### INPUT
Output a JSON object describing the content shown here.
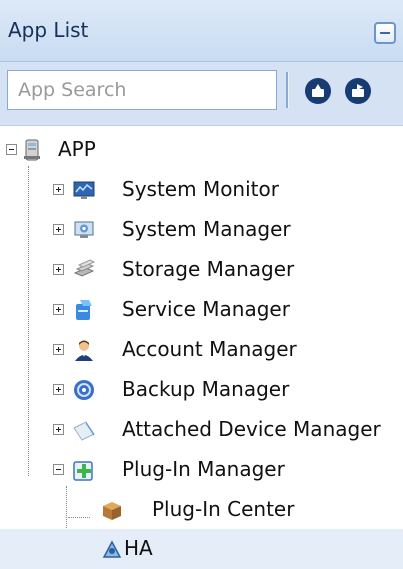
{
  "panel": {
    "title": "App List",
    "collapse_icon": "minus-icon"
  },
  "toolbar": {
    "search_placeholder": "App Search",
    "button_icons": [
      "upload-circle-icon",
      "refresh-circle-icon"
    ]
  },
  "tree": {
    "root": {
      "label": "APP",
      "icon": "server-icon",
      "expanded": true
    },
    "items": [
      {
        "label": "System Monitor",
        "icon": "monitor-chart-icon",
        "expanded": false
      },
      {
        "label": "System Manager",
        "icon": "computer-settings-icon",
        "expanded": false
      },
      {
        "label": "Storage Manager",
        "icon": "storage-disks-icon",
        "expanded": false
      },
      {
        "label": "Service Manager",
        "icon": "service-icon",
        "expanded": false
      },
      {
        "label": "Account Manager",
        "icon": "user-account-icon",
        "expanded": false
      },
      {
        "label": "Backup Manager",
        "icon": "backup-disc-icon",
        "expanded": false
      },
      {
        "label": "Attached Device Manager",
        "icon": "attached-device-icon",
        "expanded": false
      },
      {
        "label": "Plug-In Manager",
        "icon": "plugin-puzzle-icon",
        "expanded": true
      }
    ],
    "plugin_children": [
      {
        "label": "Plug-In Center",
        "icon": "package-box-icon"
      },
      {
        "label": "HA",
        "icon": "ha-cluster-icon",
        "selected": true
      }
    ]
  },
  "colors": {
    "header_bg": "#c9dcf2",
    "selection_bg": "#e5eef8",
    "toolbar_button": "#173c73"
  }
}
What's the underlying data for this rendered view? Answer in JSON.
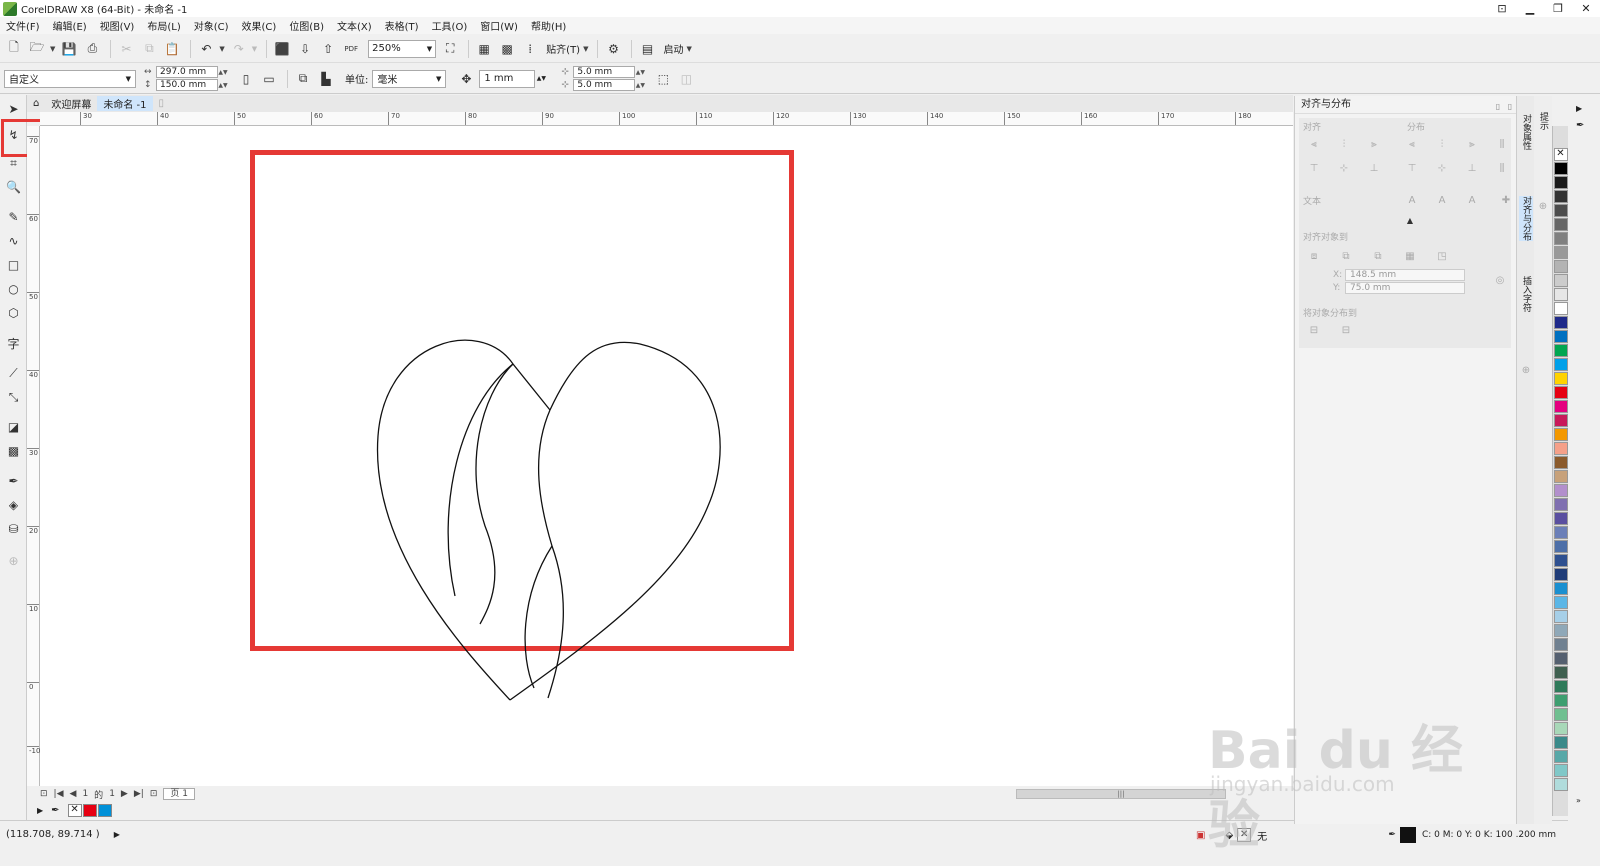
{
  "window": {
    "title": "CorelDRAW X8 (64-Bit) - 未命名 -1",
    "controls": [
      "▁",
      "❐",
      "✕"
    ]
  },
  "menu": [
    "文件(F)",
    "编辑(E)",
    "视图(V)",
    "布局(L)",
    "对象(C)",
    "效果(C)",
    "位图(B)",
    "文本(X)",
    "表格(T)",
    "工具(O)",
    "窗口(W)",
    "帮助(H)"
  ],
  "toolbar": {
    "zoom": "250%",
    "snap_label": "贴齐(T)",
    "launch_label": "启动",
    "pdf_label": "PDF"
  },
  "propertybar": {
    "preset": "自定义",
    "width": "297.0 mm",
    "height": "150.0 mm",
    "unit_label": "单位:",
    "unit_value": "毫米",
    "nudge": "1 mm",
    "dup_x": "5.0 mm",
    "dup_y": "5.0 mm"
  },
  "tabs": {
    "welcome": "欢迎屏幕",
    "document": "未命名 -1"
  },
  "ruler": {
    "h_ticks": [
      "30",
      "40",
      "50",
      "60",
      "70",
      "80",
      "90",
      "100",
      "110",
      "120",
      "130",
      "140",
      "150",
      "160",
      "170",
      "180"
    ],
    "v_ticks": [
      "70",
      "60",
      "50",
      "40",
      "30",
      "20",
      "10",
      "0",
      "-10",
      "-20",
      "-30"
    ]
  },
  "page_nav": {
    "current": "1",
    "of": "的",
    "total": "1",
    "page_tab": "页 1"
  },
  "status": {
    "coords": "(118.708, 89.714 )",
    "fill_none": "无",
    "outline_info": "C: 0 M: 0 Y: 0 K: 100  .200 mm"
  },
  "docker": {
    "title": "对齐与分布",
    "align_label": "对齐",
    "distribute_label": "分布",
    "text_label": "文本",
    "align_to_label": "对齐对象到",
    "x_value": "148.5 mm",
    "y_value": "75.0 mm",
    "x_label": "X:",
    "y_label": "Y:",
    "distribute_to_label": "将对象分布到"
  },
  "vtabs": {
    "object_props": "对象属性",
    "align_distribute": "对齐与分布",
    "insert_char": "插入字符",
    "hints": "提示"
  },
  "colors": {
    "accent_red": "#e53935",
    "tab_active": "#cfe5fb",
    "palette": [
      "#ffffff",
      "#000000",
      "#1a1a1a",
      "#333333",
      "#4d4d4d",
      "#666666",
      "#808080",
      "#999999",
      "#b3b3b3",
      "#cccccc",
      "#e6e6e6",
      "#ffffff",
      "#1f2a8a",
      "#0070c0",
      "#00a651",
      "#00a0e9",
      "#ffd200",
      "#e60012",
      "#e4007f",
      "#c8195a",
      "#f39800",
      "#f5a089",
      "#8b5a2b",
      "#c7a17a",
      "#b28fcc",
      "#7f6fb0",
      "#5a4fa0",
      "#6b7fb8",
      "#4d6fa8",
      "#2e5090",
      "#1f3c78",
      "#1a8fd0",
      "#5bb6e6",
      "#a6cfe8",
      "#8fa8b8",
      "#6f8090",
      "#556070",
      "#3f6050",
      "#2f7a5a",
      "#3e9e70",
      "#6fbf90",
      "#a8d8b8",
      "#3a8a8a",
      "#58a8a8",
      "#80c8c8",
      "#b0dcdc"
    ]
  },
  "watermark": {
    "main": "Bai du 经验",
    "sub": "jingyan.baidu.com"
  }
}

### TASK GOAL
Set down every record once more, word for word, without pictures.

### ANSWER
Output a JSON object describing the content shown here.
{
  "panel": {
    "title": "App List",
    "collapse_icon": "minus-icon"
  },
  "toolbar": {
    "search_placeholder": "App Search",
    "button_icons": [
      "upload-circle-icon",
      "refresh-circle-icon"
    ]
  },
  "tree": {
    "root": {
      "label": "APP",
      "icon": "server-icon",
      "expanded": true
    },
    "items": [
      {
        "label": "System Monitor",
        "icon": "monitor-chart-icon",
        "expanded": false
      },
      {
        "label": "System Manager",
        "icon": "computer-settings-icon",
        "expanded": false
      },
      {
        "label": "Storage Manager",
        "icon": "storage-disks-icon",
        "expanded": false
      },
      {
        "label": "Service Manager",
        "icon": "service-icon",
        "expanded": false
      },
      {
        "label": "Account Manager",
        "icon": "user-account-icon",
        "expanded": false
      },
      {
        "label": "Backup Manager",
        "icon": "backup-disc-icon",
        "expanded": false
      },
      {
        "label": "Attached Device Manager",
        "icon": "attached-device-icon",
        "expanded": false
      },
      {
        "label": "Plug-In Manager",
        "icon": "plugin-puzzle-icon",
        "expanded": true
      }
    ],
    "plugin_children": [
      {
        "label": "Plug-In Center",
        "icon": "package-box-icon"
      },
      {
        "label": "HA",
        "icon": "ha-cluster-icon",
        "selected": true
      }
    ]
  },
  "colors": {
    "header_bg": "#c9dcf2",
    "selection_bg": "#e5eef8",
    "toolbar_button": "#173c73"
  }
}
What's the underlying data for this rendered view? Answer in JSON.
{
  "window": {
    "title": "CorelDRAW X8 (64-Bit) - 未命名 -1",
    "controls": [
      "▁",
      "❐",
      "✕"
    ]
  },
  "menu": [
    "文件(F)",
    "编辑(E)",
    "视图(V)",
    "布局(L)",
    "对象(C)",
    "效果(C)",
    "位图(B)",
    "文本(X)",
    "表格(T)",
    "工具(O)",
    "窗口(W)",
    "帮助(H)"
  ],
  "toolbar": {
    "zoom": "250%",
    "snap_label": "贴齐(T)",
    "launch_label": "启动",
    "pdf_label": "PDF"
  },
  "propertybar": {
    "preset": "自定义",
    "width": "297.0 mm",
    "height": "150.0 mm",
    "unit_label": "单位:",
    "unit_value": "毫米",
    "nudge": "1 mm",
    "dup_x": "5.0 mm",
    "dup_y": "5.0 mm"
  },
  "tabs": {
    "welcome": "欢迎屏幕",
    "document": "未命名 -1"
  },
  "ruler": {
    "h_ticks": [
      "30",
      "40",
      "50",
      "60",
      "70",
      "80",
      "90",
      "100",
      "110",
      "120",
      "130",
      "140",
      "150",
      "160",
      "170",
      "180"
    ],
    "v_ticks": [
      "70",
      "60",
      "50",
      "40",
      "30",
      "20",
      "10",
      "0",
      "-10",
      "-20",
      "-30"
    ]
  },
  "page_nav": {
    "current": "1",
    "of": "的",
    "total": "1",
    "page_tab": "页 1"
  },
  "status": {
    "coords": "(118.708, 89.714 )",
    "fill_none": "无",
    "outline_info": "C: 0 M: 0 Y: 0 K: 100  .200 mm"
  },
  "docker": {
    "title": "对齐与分布",
    "align_label": "对齐",
    "distribute_label": "分布",
    "text_label": "文本",
    "align_to_label": "对齐对象到",
    "x_value": "148.5 mm",
    "y_value": "75.0 mm",
    "x_label": "X:",
    "y_label": "Y:",
    "distribute_to_label": "将对象分布到"
  },
  "vtabs": {
    "object_props": "对象属性",
    "align_distribute": "对齐与分布",
    "insert_char": "插入字符",
    "hints": "提示"
  },
  "colors": {
    "accent_red": "#e53935",
    "tab_active": "#cfe5fb",
    "palette": [
      "#ffffff",
      "#000000",
      "#1a1a1a",
      "#333333",
      "#4d4d4d",
      "#666666",
      "#808080",
      "#999999",
      "#b3b3b3",
      "#cccccc",
      "#e6e6e6",
      "#ffffff",
      "#1f2a8a",
      "#0070c0",
      "#00a651",
      "#00a0e9",
      "#ffd200",
      "#e60012",
      "#e4007f",
      "#c8195a",
      "#f39800",
      "#f5a089",
      "#8b5a2b",
      "#c7a17a",
      "#b28fcc",
      "#7f6fb0",
      "#5a4fa0",
      "#6b7fb8",
      "#4d6fa8",
      "#2e5090",
      "#1f3c78",
      "#1a8fd0",
      "#5bb6e6",
      "#a6cfe8",
      "#8fa8b8",
      "#6f8090",
      "#556070",
      "#3f6050",
      "#2f7a5a",
      "#3e9e70",
      "#6fbf90",
      "#a8d8b8",
      "#3a8a8a",
      "#58a8a8",
      "#80c8c8",
      "#b0dcdc"
    ]
  },
  "watermark": {
    "main": "Bai du 经验",
    "sub": "jingyan.baidu.com"
  }
}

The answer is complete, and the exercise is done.